-- Begin Entries provided --

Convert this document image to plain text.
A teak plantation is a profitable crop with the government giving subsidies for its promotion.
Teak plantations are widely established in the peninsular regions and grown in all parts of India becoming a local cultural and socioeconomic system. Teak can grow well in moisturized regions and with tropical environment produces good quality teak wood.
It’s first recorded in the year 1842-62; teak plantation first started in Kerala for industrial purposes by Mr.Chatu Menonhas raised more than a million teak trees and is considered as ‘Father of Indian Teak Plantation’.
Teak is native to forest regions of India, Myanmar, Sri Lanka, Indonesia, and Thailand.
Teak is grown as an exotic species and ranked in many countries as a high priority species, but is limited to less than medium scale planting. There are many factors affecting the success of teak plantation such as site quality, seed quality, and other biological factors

-- End Entries provided --

**Prompt**
Pull out all lines containing the word "with" from the entries above.

**Solved problem**
A teak plantation is a profitable crop with the government giving subsidies for its promotion.
Teak plantations are widely established in the peninsular regions and grown in all parts of India becoming a local cultural and socioeconomic system. Teak can grow well in moisturized regions and with tropical environment produces good quality teak wood.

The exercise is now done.